** Start **

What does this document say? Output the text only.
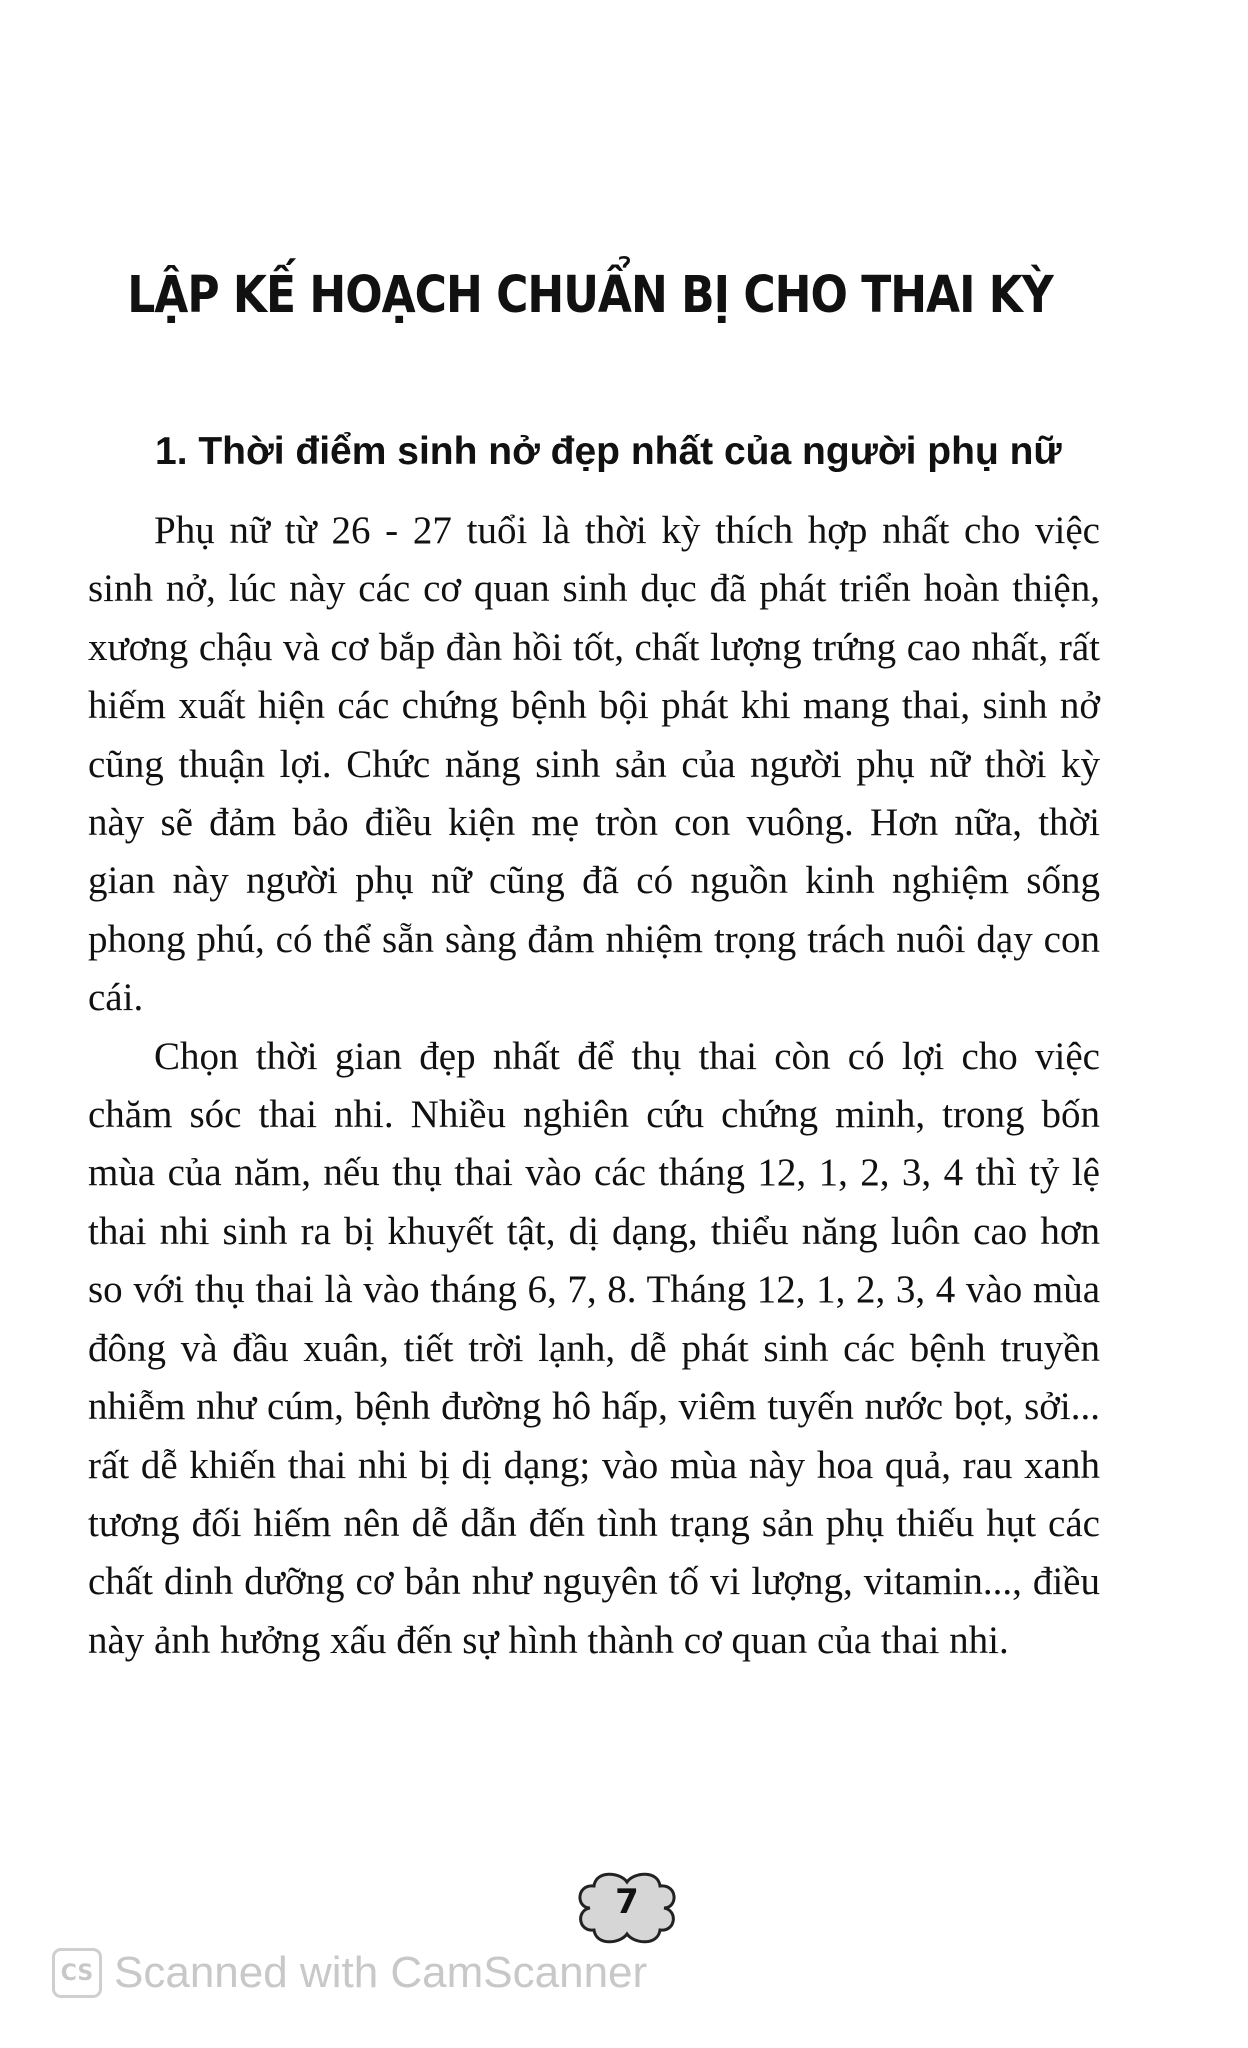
LẬP KẾ HOẠCH CHUẨN BỊ CHO THAI KỲ
1. Thời điểm sinh nở đẹp nhất của người phụ nữ

Phụ nữ từ 26 - 27 tuổi là thời kỳ thích hợp nhất cho việc sinh nở, lúc này các cơ quan sinh dục đã phát triển hoàn thiện, xương chậu và cơ bắp đàn hồi tốt, chất lượng trứng cao nhất, rất hiếm xuất hiện các chứng bệnh bội phát khi mang thai, sinh nở cũng thuận lợi. Chức năng sinh sản của người phụ nữ thời kỳ này sẽ đảm bảo điều kiện mẹ tròn con vuông. Hơn nữa, thời gian này người phụ nữ cũng đã có nguồn kinh nghiệm sống phong phú, có thể sẵn sàng đảm nhiệm trọng trách nuôi dạy con cái.

Chọn thời gian đẹp nhất để thụ thai còn có lợi cho việc chăm sóc thai nhi. Nhiều nghiên cứu chứng minh, trong bốn mùa của năm, nếu thụ thai vào các tháng 12, 1, 2, 3, 4 thì tỷ lệ thai nhi sinh ra bị khuyết tật, dị dạng, thiểu năng luôn cao hơn so với thụ thai là vào tháng 6, 7, 8. Tháng 12, 1, 2, 3, 4 vào mùa đông và đầu xuân, tiết trời lạnh, dễ phát sinh các bệnh truyền nhiễm như cúm, bệnh đường hô hấp, viêm tuyến nước bọt, sởi... rất dễ khiến thai nhi bị dị dạng; vào mùa này hoa quả, rau xanh tương đối hiếm nên dễ dẫn đến tình trạng sản phụ thiếu hụt các chất dinh dưỡng cơ bản như nguyên tố vi lượng, vitamin..., điều này ảnh hưởng xấu đến sự hình thành cơ quan của thai nhi.

7
CS Scanned with CamScanner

** End **

PROBLEM TO WORK ON
Read the entries above, then pull out the lines that include "người".

TASK OUTPUT
1. Thời điểm sinh nở đẹp nhất của người phụ nữ
Phụ nữ từ 26 - 27 tuổi là thời kỳ thích hợp nhất cho việc sinh nở, lúc này các cơ quan sinh dục đã phát triển hoàn thiện, xương chậu và cơ bắp đàn hồi tốt, chất lượng trứng cao nhất, rất hiếm xuất hiện các chứng bệnh bội phát khi mang thai, sinh nở cũng thuận lợi. Chức năng sinh sản của người phụ nữ thời kỳ này sẽ đảm bảo điều kiện mẹ tròn con vuông. Hơn nữa, thời gian này người phụ nữ cũng đã có nguồn kinh nghiệm sống phong phú, có thể sẵn sàng đảm nhiệm trọng trách nuôi dạy con cái.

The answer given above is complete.